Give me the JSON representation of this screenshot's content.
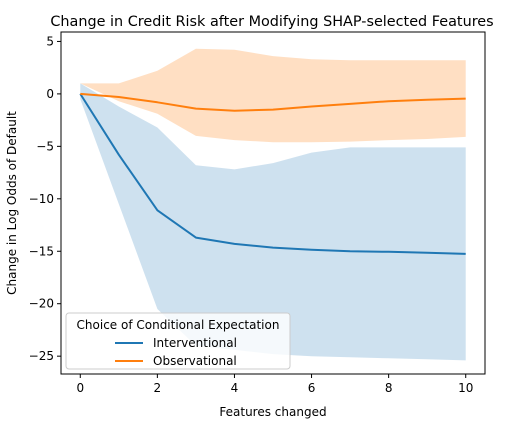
{
  "chart_data": {
    "type": "line",
    "title": "Change in Credit Risk after Modifying SHAP-selected Features",
    "xlabel": "Features changed",
    "ylabel": "Change in Log Odds of Default",
    "xlim": [
      -0.5,
      10.5
    ],
    "ylim": [
      -26.7,
      5.9
    ],
    "xticks": [
      0,
      2,
      4,
      6,
      8,
      10
    ],
    "yticks": [
      5,
      0,
      -5,
      -10,
      -15,
      -20,
      -25
    ],
    "grid": false,
    "legend": {
      "title": "Choice of Conditional Expectation",
      "placement": "lower-left"
    },
    "x": [
      0,
      1,
      2,
      3,
      4,
      5,
      6,
      7,
      8,
      9,
      10
    ],
    "series": [
      {
        "name": "Interventional",
        "color": "#1f77b4",
        "values": [
          0,
          -5.8,
          -11.1,
          -13.7,
          -14.3,
          -14.65,
          -14.85,
          -15.0,
          -15.05,
          -15.15,
          -15.25
        ],
        "band_upper": [
          1.0,
          -1.2,
          -3.2,
          -6.8,
          -7.2,
          -6.6,
          -5.6,
          -5.1,
          -5.1,
          -5.1,
          -5.1
        ],
        "band_lower": [
          -0.5,
          -10.5,
          -20.5,
          -24.0,
          -24.4,
          -24.8,
          -25.0,
          -25.1,
          -25.2,
          -25.3,
          -25.4
        ]
      },
      {
        "name": "Observational",
        "color": "#ff7f0e",
        "values": [
          0,
          -0.3,
          -0.8,
          -1.4,
          -1.6,
          -1.5,
          -1.2,
          -0.95,
          -0.7,
          -0.55,
          -0.45
        ],
        "band_upper": [
          1.0,
          1.0,
          2.2,
          4.3,
          4.2,
          3.6,
          3.3,
          3.2,
          3.2,
          3.2,
          3.2
        ],
        "band_lower": [
          1.0,
          -0.7,
          -1.9,
          -4.0,
          -4.4,
          -4.6,
          -4.6,
          -4.55,
          -4.4,
          -4.3,
          -4.1
        ]
      }
    ]
  }
}
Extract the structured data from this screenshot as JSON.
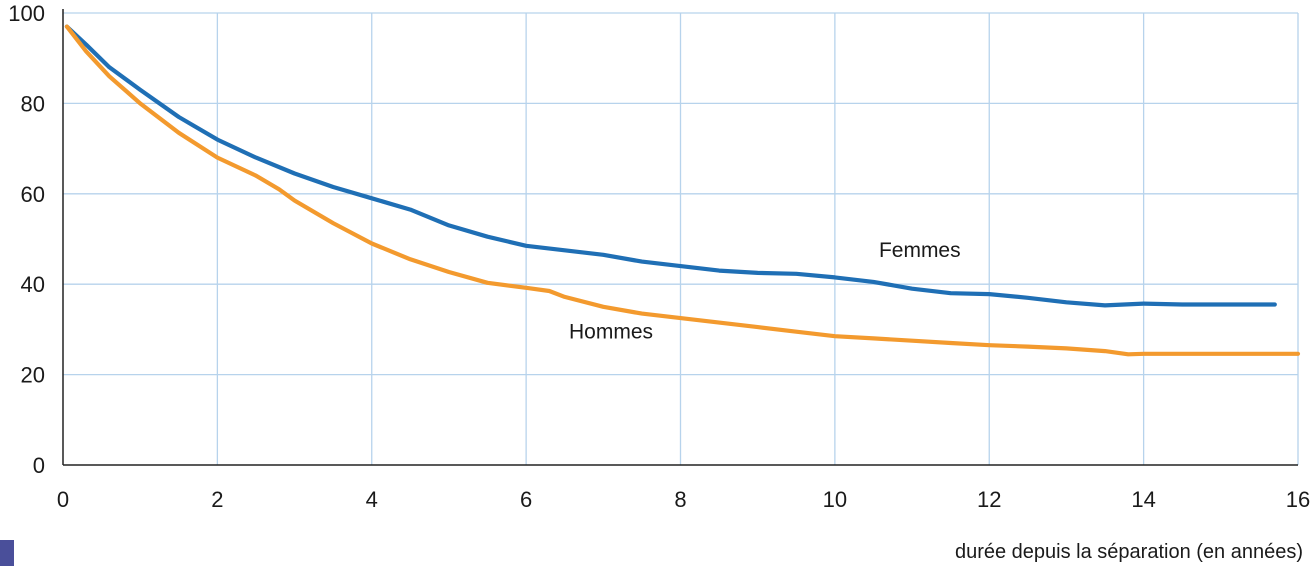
{
  "chart_data": {
    "type": "line",
    "title": "",
    "xlabel": "durée depuis la séparation (en années)",
    "ylabel": "",
    "xlim": [
      0,
      16
    ],
    "ylim": [
      0,
      100
    ],
    "xticks": [
      0,
      2,
      4,
      6,
      8,
      10,
      12,
      14,
      16
    ],
    "yticks": [
      0,
      20,
      40,
      60,
      80,
      100
    ],
    "grid": true,
    "series": [
      {
        "name": "Femmes",
        "color": "#1f6fb5",
        "points": [
          [
            0.05,
            97
          ],
          [
            0.3,
            93
          ],
          [
            0.6,
            88
          ],
          [
            1,
            83
          ],
          [
            1.5,
            77
          ],
          [
            2,
            72
          ],
          [
            2.5,
            68
          ],
          [
            3,
            64.5
          ],
          [
            3.5,
            61.5
          ],
          [
            4,
            59
          ],
          [
            4.5,
            56.5
          ],
          [
            5,
            53
          ],
          [
            5.5,
            50.5
          ],
          [
            6,
            48.5
          ],
          [
            6.5,
            47.5
          ],
          [
            7,
            46.5
          ],
          [
            7.5,
            45
          ],
          [
            8,
            44
          ],
          [
            8.5,
            43
          ],
          [
            9,
            42.5
          ],
          [
            9.5,
            42.3
          ],
          [
            10,
            41.5
          ],
          [
            10.5,
            40.5
          ],
          [
            11,
            39
          ],
          [
            11.5,
            38
          ],
          [
            12,
            37.8
          ],
          [
            12.5,
            37
          ],
          [
            13,
            36
          ],
          [
            13.5,
            35.3
          ],
          [
            14,
            35.7
          ],
          [
            14.5,
            35.5
          ],
          [
            15,
            35.5
          ],
          [
            15.7,
            35.5
          ]
        ]
      },
      {
        "name": "Hommes",
        "color": "#f39a2e",
        "points": [
          [
            0.05,
            97
          ],
          [
            0.3,
            91.5
          ],
          [
            0.6,
            86
          ],
          [
            1,
            80
          ],
          [
            1.5,
            73.5
          ],
          [
            2,
            68
          ],
          [
            2.5,
            64
          ],
          [
            2.8,
            61
          ],
          [
            3,
            58.5
          ],
          [
            3.5,
            53.5
          ],
          [
            4,
            49
          ],
          [
            4.5,
            45.5
          ],
          [
            5,
            42.7
          ],
          [
            5.5,
            40.3
          ],
          [
            6,
            39.2
          ],
          [
            6.3,
            38.5
          ],
          [
            6.5,
            37.2
          ],
          [
            7,
            35
          ],
          [
            7.5,
            33.5
          ],
          [
            8,
            32.5
          ],
          [
            8.5,
            31.5
          ],
          [
            9,
            30.5
          ],
          [
            9.5,
            29.5
          ],
          [
            10,
            28.5
          ],
          [
            10.5,
            28
          ],
          [
            11,
            27.5
          ],
          [
            11.5,
            27
          ],
          [
            12,
            26.5
          ],
          [
            12.5,
            26.2
          ],
          [
            13,
            25.8
          ],
          [
            13.5,
            25.2
          ],
          [
            13.8,
            24.5
          ],
          [
            14,
            24.6
          ],
          [
            15,
            24.6
          ],
          [
            16,
            24.6
          ]
        ]
      }
    ],
    "annotations": [
      {
        "text": "Femmes",
        "x": 11.1,
        "y": 46
      },
      {
        "text": "Hommes",
        "x": 7.1,
        "y": 28
      }
    ]
  }
}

TASK DETAILS:
Scan the lines above for "this", then copy every one that has it.

ANSWER:
Give me the JSON representation of this screenshot's content.
Extract the structured data from this screenshot as JSON.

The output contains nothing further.